■ EXERCISE: Comb the records below for the string "лифтовых" and copy each line where it turns up.
################
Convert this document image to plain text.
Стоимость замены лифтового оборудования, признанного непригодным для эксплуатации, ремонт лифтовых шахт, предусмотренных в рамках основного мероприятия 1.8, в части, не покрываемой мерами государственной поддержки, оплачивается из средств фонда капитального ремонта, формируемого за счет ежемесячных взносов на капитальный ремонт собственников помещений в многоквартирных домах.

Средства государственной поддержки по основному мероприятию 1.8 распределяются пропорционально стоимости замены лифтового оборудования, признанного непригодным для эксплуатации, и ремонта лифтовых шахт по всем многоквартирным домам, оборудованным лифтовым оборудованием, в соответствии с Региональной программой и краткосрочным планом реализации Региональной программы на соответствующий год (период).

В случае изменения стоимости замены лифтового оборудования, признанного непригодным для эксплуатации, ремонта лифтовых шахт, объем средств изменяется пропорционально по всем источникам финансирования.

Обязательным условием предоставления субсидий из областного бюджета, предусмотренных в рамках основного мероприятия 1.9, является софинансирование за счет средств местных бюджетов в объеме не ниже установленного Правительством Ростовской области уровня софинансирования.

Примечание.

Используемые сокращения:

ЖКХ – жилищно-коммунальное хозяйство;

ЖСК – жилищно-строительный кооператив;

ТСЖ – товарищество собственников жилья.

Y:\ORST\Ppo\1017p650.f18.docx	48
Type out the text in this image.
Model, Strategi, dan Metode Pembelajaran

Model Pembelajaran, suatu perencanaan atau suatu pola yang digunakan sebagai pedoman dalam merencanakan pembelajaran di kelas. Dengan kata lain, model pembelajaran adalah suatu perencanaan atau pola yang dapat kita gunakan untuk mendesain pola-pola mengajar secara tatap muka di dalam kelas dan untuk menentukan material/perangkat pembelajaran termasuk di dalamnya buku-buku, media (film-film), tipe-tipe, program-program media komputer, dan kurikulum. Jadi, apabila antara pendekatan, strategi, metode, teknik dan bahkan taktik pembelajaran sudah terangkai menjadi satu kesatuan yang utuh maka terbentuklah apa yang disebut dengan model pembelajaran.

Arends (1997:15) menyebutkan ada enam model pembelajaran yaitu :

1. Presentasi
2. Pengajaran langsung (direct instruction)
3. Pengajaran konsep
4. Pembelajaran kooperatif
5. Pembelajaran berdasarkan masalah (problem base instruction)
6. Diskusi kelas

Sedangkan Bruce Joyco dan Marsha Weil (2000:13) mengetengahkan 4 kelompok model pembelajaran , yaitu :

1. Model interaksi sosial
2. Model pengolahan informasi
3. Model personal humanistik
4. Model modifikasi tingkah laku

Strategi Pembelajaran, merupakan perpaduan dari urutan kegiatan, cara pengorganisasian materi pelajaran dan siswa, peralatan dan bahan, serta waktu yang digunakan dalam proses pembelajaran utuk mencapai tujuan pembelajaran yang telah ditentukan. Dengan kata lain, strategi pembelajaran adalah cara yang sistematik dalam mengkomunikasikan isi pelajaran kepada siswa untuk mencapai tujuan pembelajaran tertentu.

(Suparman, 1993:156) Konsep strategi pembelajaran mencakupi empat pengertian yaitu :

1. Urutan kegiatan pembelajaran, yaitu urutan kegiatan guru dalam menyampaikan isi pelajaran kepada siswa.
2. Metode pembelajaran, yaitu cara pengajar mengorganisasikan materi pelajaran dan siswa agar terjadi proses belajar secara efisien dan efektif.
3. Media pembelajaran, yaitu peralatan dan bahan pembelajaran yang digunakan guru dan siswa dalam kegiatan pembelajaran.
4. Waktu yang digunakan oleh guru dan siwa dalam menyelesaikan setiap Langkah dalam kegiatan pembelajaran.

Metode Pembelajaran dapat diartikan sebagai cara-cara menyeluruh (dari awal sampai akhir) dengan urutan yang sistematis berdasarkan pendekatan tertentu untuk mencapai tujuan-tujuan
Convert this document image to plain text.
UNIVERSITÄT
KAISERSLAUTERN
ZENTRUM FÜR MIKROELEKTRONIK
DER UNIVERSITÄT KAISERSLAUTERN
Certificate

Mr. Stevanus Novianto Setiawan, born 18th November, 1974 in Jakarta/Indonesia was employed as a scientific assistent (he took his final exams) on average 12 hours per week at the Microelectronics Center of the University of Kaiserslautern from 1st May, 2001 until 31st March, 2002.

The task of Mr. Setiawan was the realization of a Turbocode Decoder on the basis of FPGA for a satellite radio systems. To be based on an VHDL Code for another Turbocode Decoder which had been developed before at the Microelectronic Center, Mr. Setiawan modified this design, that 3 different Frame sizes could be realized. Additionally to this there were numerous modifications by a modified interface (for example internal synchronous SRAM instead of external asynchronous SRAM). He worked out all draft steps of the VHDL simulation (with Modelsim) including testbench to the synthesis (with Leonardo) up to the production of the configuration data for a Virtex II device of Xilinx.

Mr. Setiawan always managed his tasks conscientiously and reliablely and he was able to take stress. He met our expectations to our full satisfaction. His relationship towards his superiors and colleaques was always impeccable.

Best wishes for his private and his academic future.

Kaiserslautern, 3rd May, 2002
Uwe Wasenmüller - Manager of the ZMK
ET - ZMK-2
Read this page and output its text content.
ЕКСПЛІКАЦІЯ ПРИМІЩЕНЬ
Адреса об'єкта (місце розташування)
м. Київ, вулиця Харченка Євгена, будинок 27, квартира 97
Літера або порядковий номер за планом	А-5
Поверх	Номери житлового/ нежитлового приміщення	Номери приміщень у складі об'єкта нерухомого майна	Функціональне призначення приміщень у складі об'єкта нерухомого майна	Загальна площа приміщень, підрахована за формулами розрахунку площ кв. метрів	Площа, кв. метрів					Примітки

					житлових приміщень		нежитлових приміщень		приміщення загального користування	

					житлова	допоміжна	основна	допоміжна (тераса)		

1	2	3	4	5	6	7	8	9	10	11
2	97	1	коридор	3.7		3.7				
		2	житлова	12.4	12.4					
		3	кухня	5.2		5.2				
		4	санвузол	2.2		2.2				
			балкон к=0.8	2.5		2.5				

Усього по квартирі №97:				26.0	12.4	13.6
################
■ PROBLEM SOLUTION:
Стоимость замены лифтового оборудования, признанного непригодным для эксплуатации, ремонт лифтовых шахт, предусмотренных в рамках основного мероприятия 1.8, в части, не покрываемой мерами государственной поддержки, оплачивается из средств фонда капитального ремонта, формируемого за счет ежемесячных взносов на капитальный ремонт собственников помещений в многоквартирных домах.
Средства государственной поддержки по основному мероприятию 1.8 распределяются пропорционально стоимости замены лифтового оборудования, признанного непригодным для эксплуатации, и ремонта лифтовых шахт по всем многоквартирным домам, оборудованным лифтовым оборудованием, в соответствии с Региональной программой и краткосрочным планом реализации Региональной программы на соответствующий год (период).
В случае изменения стоимости замены лифтового оборудования, признанного непригодным для эксплуатации, ремонта лифтовых шахт, объем средств изменяется пропорционально по всем источникам финансирования.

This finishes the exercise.